**Aim:**
Look below and pull out each line with the word "Shelley".

**Stored records:**
#####

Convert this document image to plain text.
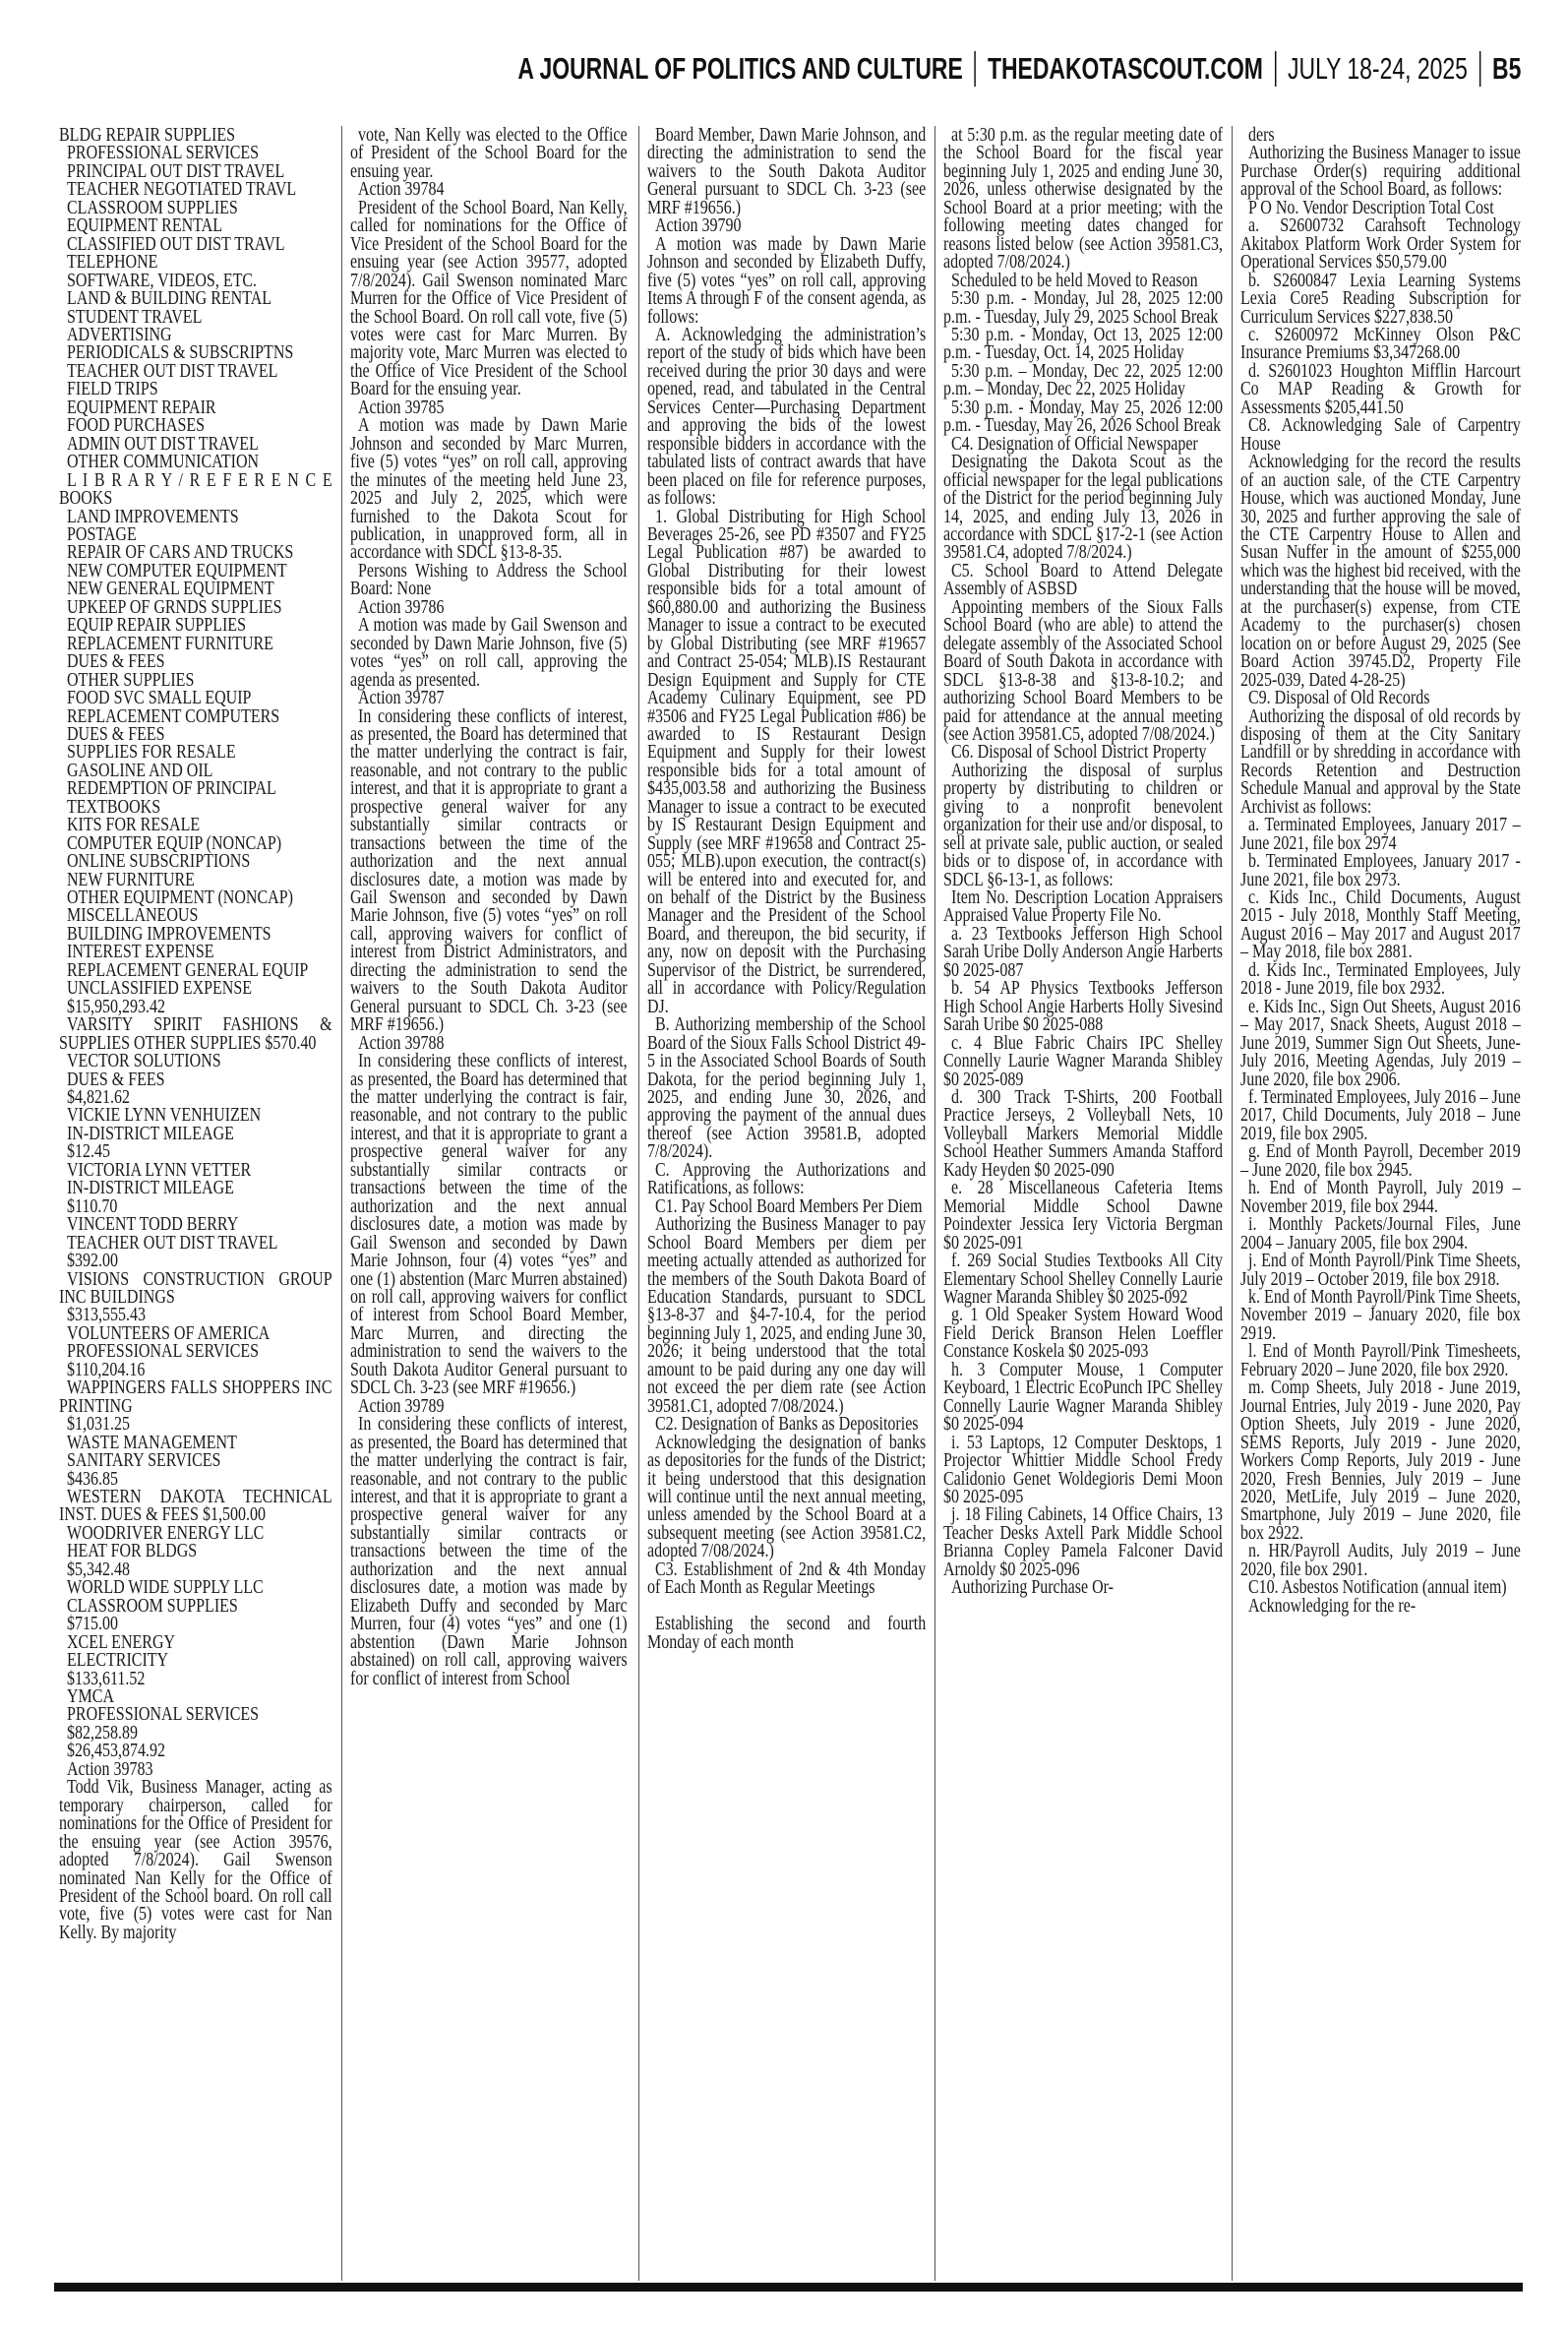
A JOURNAL OF POLITICS AND CULTURE THEDAKOTASCOUT.COM JULY 18-24, 2025 B5

BLDG REPAIR SUPPLIES

PROFESSIONAL SERVICES

PRINCIPAL OUT DIST TRAVEL

TEACHER NEGOTIATED TRAVL

CLASSROOM SUPPLIES

EQUIPMENT RENTAL

CLASSIFIED OUT DIST TRAVL

TELEPHONE

SOFTWARE, VIDEOS, ETC.

LAND & BUILDING RENTAL

STUDENT TRAVEL

ADVERTISING

PERIODICALS & SUBSCRIPTNS

TEACHER OUT DIST TRAVEL

FIELD TRIPS

EQUIPMENT REPAIR

FOOD PURCHASES

ADMIN OUT DIST TRAVEL

OTHER COMMUNICATION

L I B R A R Y / R E F E R E N C E BOOKS

LAND IMPROVEMENTS

POSTAGE

REPAIR OF CARS AND TRUCKS

NEW COMPUTER EQUIPMENT

NEW GENERAL EQUIPMENT

UPKEEP OF GRNDS SUPPLIES

EQUIP REPAIR SUPPLIES

REPLACEMENT FURNITURE

DUES & FEES

OTHER SUPPLIES

FOOD SVC SMALL EQUIP

REPLACEMENT COMPUTERS

DUES & FEES

SUPPLIES FOR RESALE

GASOLINE AND OIL

REDEMPTION OF PRINCIPAL

TEXTBOOKS

KITS FOR RESALE

COMPUTER EQUIP (NONCAP)

ONLINE SUBSCRIPTIONS

NEW FURNITURE

OTHER EQUIPMENT (NONCAP)

MISCELLANEOUS

BUILDING IMPROVEMENTS

INTEREST EXPENSE

REPLACEMENT GENERAL EQUIP

UNCLASSIFIED EXPENSE

$15,950,293.42

VARSITY SPIRIT FASHIONS & SUPPLIES OTHER SUPPLIES $570.40

VECTOR SOLUTIONS

DUES & FEES

$4,821.62

VICKIE LYNN VENHUIZEN

IN-DISTRICT MILEAGE

$12.45

VICTORIA LYNN VETTER

IN-DISTRICT MILEAGE

$110.70

VINCENT TODD BERRY

TEACHER OUT DIST TRAVEL

$392.00

VISIONS CONSTRUCTION GROUP INC BUILDINGS

$313,555.43

VOLUNTEERS OF AMERICA

PROFESSIONAL SERVICES

$110,204.16

WAPPINGERS FALLS SHOPPERS INC PRINTING

$1,031.25

WASTE MANAGEMENT

SANITARY SERVICES

$436.85

WESTERN DAKOTA TECHNICAL INST. DUES & FEES $1,500.00

WOODRIVER ENERGY LLC

HEAT FOR BLDGS

$5,342.48

WORLD WIDE SUPPLY LLC

CLASSROOM SUPPLIES

$715.00

XCEL ENERGY

ELECTRICITY

$133,611.52

YMCA

PROFESSIONAL SERVICES

$82,258.89

$26,453,874.92

Action 39783

Todd Vik, Business Manager, acting as temporary chairperson, called for nominations for the Office of President for the ensuing year (see Action 39576, adopted 7/8/2024). Gail Swenson nominated Nan Kelly for the Office of President of the School board. On roll call vote, five (5) votes were cast for Nan Kelly. By majority

vote, Nan Kelly was elected to the Office of President of the School Board for the ensuing year.

Action 39784

President of the School Board, Nan Kelly, called for nominations for the Office of Vice President of the School Board for the ensuing year (see Action 39577, adopted 7/8/2024). Gail Swenson nominated Marc Murren for the Office of Vice President of the School Board. On roll call vote, five (5) votes were cast for Marc Murren. By majority vote, Marc Murren was elected to the Office of Vice President of the School Board for the ensuing year.

Action 39785

A motion was made by Dawn Marie Johnson and seconded by Marc Murren, five (5) votes “yes” on roll call, approving the minutes of the meeting held June 23, 2025 and July 2, 2025, which were furnished to the Dakota Scout for publication, in unapproved form, all in accordance with SDCL §13-8-35.

Persons Wishing to Address the School Board: None

Action 39786

A motion was made by Gail Swenson and seconded by Dawn Marie Johnson, five (5) votes “yes” on roll call, approving the agenda as presented.

Action 39787

In considering these conflicts of interest, as presented, the Board has determined that the matter underlying the contract is fair, reasonable, and not contrary to the public interest, and that it is appropriate to grant a prospective general waiver for any substantially similar contracts or transactions between the time of the authorization and the next annual disclosures date, a motion was made by Gail Swenson and seconded by Dawn Marie Johnson, five (5) votes “yes” on roll call, approving waivers for conflict of interest from District Administrators, and directing the administration to send the waivers to the South Dakota Auditor General pursuant to SDCL Ch. 3-23 (see MRF #19656.)

Action 39788

In considering these conflicts of interest, as presented, the Board has determined that the matter underlying the contract is fair, reasonable, and not contrary to the public interest, and that it is appropriate to grant a prospective general waiver for any substantially similar contracts or transactions between the time of the authorization and the next annual disclosures date, a motion was made by Gail Swenson and seconded by Dawn Marie Johnson, four (4) votes “yes” and one (1) abstention (Marc Murren abstained) on roll call, approving waivers for conflict of interest from School Board Member, Marc Murren, and directing the administration to send the waivers to the South Dakota Auditor General pursuant to SDCL Ch. 3-23 (see MRF #19656.)

Action 39789

In considering these conflicts of interest, as presented, the Board has determined that the matter underlying the contract is fair, reasonable, and not contrary to the public interest, and that it is appropriate to grant a prospective general waiver for any substantially similar contracts or transactions between the time of the authorization and the next annual disclosures date, a motion was made by Elizabeth Duffy and seconded by Marc Murren, four (4) votes “yes” and one (1) abstention (Dawn Marie Johnson abstained) on roll call, approving waivers for conflict of interest from School

Board Member, Dawn Marie Johnson, and directing the administration to send the waivers to the South Dakota Auditor General pursuant to SDCL Ch. 3-23 (see MRF #19656.)

Action 39790

A motion was made by Dawn Marie Johnson and seconded by Elizabeth Duffy, five (5) votes “yes” on roll call, approving Items A through F of the consent agenda, as follows:

A. Acknowledging the administration’s report of the study of bids which have been received during the prior 30 days and were opened, read, and tabulated in the Central Services Center—Purchasing Department and approving the bids of the lowest responsible bidders in accordance with the tabulated lists of contract awards that have been placed on file for reference purposes, as follows:

1. Global Distributing for High School Beverages 25-26, see PD #3507 and FY25 Legal Publication #87) be awarded to Global Distributing for their lowest responsible bids for a total amount of $60,880.00 and authorizing the Business Manager to issue a contract to be executed by Global Distributing (see MRF #19657 and Contract 25-054; MLB).IS Restaurant Design Equipment and Supply for CTE Academy Culinary Equipment, see PD #3506 and FY25 Legal Publication #86) be awarded to IS Restaurant Design Equipment and Supply for their lowest responsible bids for a total amount of $435,003.58 and authorizing the Business Manager to issue a contract to be executed by IS Restaurant Design Equipment and Supply (see MRF #19658 and Contract 25-055; MLB).upon execution, the contract(s) will be entered into and executed for, and on behalf of the District by the Business Manager and the President of the School Board, and thereupon, the bid security, if any, now on deposit with the Purchasing Supervisor of the District, be surrendered, all in accordance with Policy/Regulation DJ.

B. Authorizing membership of the School Board of the Sioux Falls School District 49-5 in the Associated School Boards of South Dakota, for the period beginning July 1, 2025, and ending June 30, 2026, and approving the payment of the annual dues thereof (see Action 39581.B, adopted 7/8/2024).

C. Approving the Authorizations and Ratifications, as follows:

C1. Pay School Board Members Per Diem

Authorizing the Business Manager to pay School Board Members per diem per meeting actually attended as authorized for the members of the South Dakota Board of Education Standards, pursuant to SDCL §13-8-37 and §4-7-10.4, for the period beginning July 1, 2025, and ending June 30, 2026; it being understood that the total amount to be paid during any one day will not exceed the per diem rate (see Action 39581.C1, adopted 7/08/2024.)

C2. Designation of Banks as Depositories

Acknowledging the designation of banks as depositories for the funds of the District; it being understood that this designation will continue until the next annual meeting, unless amended by the School Board at a subsequent meeting (see Action 39581.C2, adopted 7/08/2024.)

C3. Establishment of 2nd & 4th Monday of Each Month as Regular Meetings

Establishing the second and fourth Monday of each month

at 5:30 p.m. as the regular meeting date of the School Board for the fiscal year beginning July 1, 2025 and ending June 30, 2026, unless otherwise designated by the School Board at a prior meeting; with the following meeting dates changed for reasons listed below (see Action 39581.C3, adopted 7/08/2024.)

Scheduled to be held Moved to Reason

5:30 p.m. - Monday, Jul 28, 2025 12:00 p.m. - Tuesday, July 29, 2025 School Break

5:30 p.m. - Monday, Oct 13, 2025 12:00 p.m. - Tuesday, Oct. 14, 2025 Holiday

5:30 p.m. – Monday, Dec 22, 2025 12:00 p.m. – Monday, Dec 22, 2025 Holiday

5:30 p.m. - Monday, May 25, 2026 12:00 p.m. - Tuesday, May 26, 2026 School Break

C4. Designation of Official Newspaper

Designating the Dakota Scout as the official newspaper for the legal publications of the District for the period beginning July 14, 2025, and ending July 13, 2026 in accordance with SDCL §17-2-1 (see Action 39581.C4, adopted 7/8/2024.)

C5. School Board to Attend Delegate Assembly of ASBSD

Appointing members of the Sioux Falls School Board (who are able) to attend the delegate assembly of the Associated School Board of South Dakota in accordance with SDCL §13-8-38 and §13-8-10.2; and authorizing School Board Members to be paid for attendance at the annual meeting (see Action 39581.C5, adopted 7/08/2024.)

C6. Disposal of School District Property

Authorizing the disposal of surplus property by distributing to children or giving to a nonprofit benevolent organization for their use and/or disposal, to sell at private sale, public auction, or sealed bids or to dispose of, in accordance with SDCL §6-13-1, as follows:

Item No. Description Location Appraisers Appraised Value Property File No.

a. 23 Textbooks Jefferson High School Sarah Uribe Dolly Anderson Angie Harberts $0 2025-087

b. 54 AP Physics Textbooks Jefferson High School Angie Harberts Holly Sivesind Sarah Uribe $0 2025-088

c. 4 Blue Fabric Chairs IPC Shelley Connelly Laurie Wagner Maranda Shibley $0 2025-089

d. 300 Track T-Shirts, 200 Football Practice Jerseys, 2 Volleyball Nets, 10 Volleyball Markers Memorial Middle School Heather Summers Amanda Stafford Kady Heyden $0 2025-090

e. 28 Miscellaneous Cafeteria Items Memorial Middle School Dawne Poindexter Jessica Iery Victoria Bergman $0 2025-091

f. 269 Social Studies Textbooks All City Elementary School Shelley Connelly Laurie Wagner Maranda Shibley $0 2025-092

g. 1 Old Speaker System Howard Wood Field Derick Branson Helen Loeffler Constance Koskela $0 2025-093

h. 3 Computer Mouse, 1 Computer Keyboard, 1 Electric EcoPunch IPC Shelley Connelly Laurie Wagner Maranda Shibley $0 2025-094

i. 53 Laptops, 12 Computer Desktops, 1 Projector Whittier Middle School Fredy Calidonio Genet Woldegioris Demi Moon $0 2025-095

j. 18 Filing Cabinets, 14 Office Chairs, 13 Teacher Desks Axtell Park Middle School Brianna Copley Pamela Falconer David Arnoldy $0 2025-096

Authorizing Purchase Or-

ders

Authorizing the Business Manager to issue Purchase Order(s) requiring additional approval of the School Board, as follows:

P O No. Vendor Description Total Cost

a. S2600732 Carahsoft Technology Akitabox Platform Work Order System for Operational Services $50,579.00

b. S2600847 Lexia Learning Systems Lexia Core5 Reading Subscription for Curriculum Services $227,838.50

c. S2600972 McKinney Olson P&C Insurance Premiums $3,347268.00

d. S2601023 Houghton Mifflin Harcourt Co MAP Reading & Growth for Assessments $205,441.50

C8. Acknowledging Sale of Carpentry House

Acknowledging for the record the results of an auction sale, of the CTE Carpentry House, which was auctioned Monday, June 30, 2025 and further approving the sale of the CTE Carpentry House to Allen and Susan Nuffer in the amount of $255,000 which was the highest bid received, with the understanding that the house will be moved, at the purchaser(s) expense, from CTE Academy to the purchaser(s) chosen location on or before August 29, 2025 (See Board Action 39745.D2, Property File 2025-039, Dated 4-28-25)

C9. Disposal of Old Records

Authorizing the disposal of old records by disposing of them at the City Sanitary Landfill or by shredding in accordance with Records Retention and Destruction Schedule Manual and approval by the State Archivist as follows:

a. Terminated Employees, January 2017 – June 2021, file box 2974

b. Terminated Employees, January 2017 - June 2021, file box 2973.

c. Kids Inc., Child Documents, August 2015 - July 2018, Monthly Staff Meeting, August 2016 – May 2017 and August 2017 – May 2018, file box 2881.

d. Kids Inc., Terminated Employees, July 2018 - June 2019, file box 2932.

e. Kids Inc., Sign Out Sheets, August 2016 – May 2017, Snack Sheets, August 2018 – June 2019, Summer Sign Out Sheets, June-July 2016, Meeting Agendas, July 2019 – June 2020, file box 2906.

f. Terminated Employees, July 2016 – June 2017, Child Documents, July 2018 – June 2019, file box 2905.

g. End of Month Payroll, December 2019 – June 2020, file box 2945.

h. End of Month Payroll, July 2019 – November 2019, file box 2944.

i. Monthly Packets/Journal Files, June 2004 – January 2005, file box 2904.

j. End of Month Payroll/Pink Time Sheets, July 2019 – October 2019, file box 2918.

k. End of Month Payroll/Pink Time Sheets, November 2019 – January 2020, file box 2919.

l. End of Month Payroll/Pink Timesheets, February 2020 – June 2020, file box 2920.

m. Comp Sheets, July 2018 - June 2019, Journal Entries, July 2019 - June 2020, Pay Option Sheets, July 2019 - June 2020, SEMS Reports, July 2019 - June 2020, Workers Comp Reports, July 2019 - June 2020, Fresh Bennies, July 2019 – June 2020, MetLife, July 2019 – June 2020, Smartphone, July 2019 – June 2020, file box 2922.

n. HR/Payroll Audits, July 2019 – June 2020, file box 2901.

C10. Asbestos Notification (annual item)

Acknowledging for the re-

#####

**Solution to the exercise:**
c. 4 Blue Fabric Chairs IPC Shelley Connelly Laurie Wagner Maranda Shibley $0 2025-089
f. 269 Social Studies Textbooks All City Elementary School Shelley Connelly Laurie Wagner Maranda Shibley $0 2025-092
h. 3 Computer Mouse, 1 Computer Keyboard, 1 Electric EcoPunch IPC Shelley Connelly Laurie Wagner Maranda Shibley $0 2025-094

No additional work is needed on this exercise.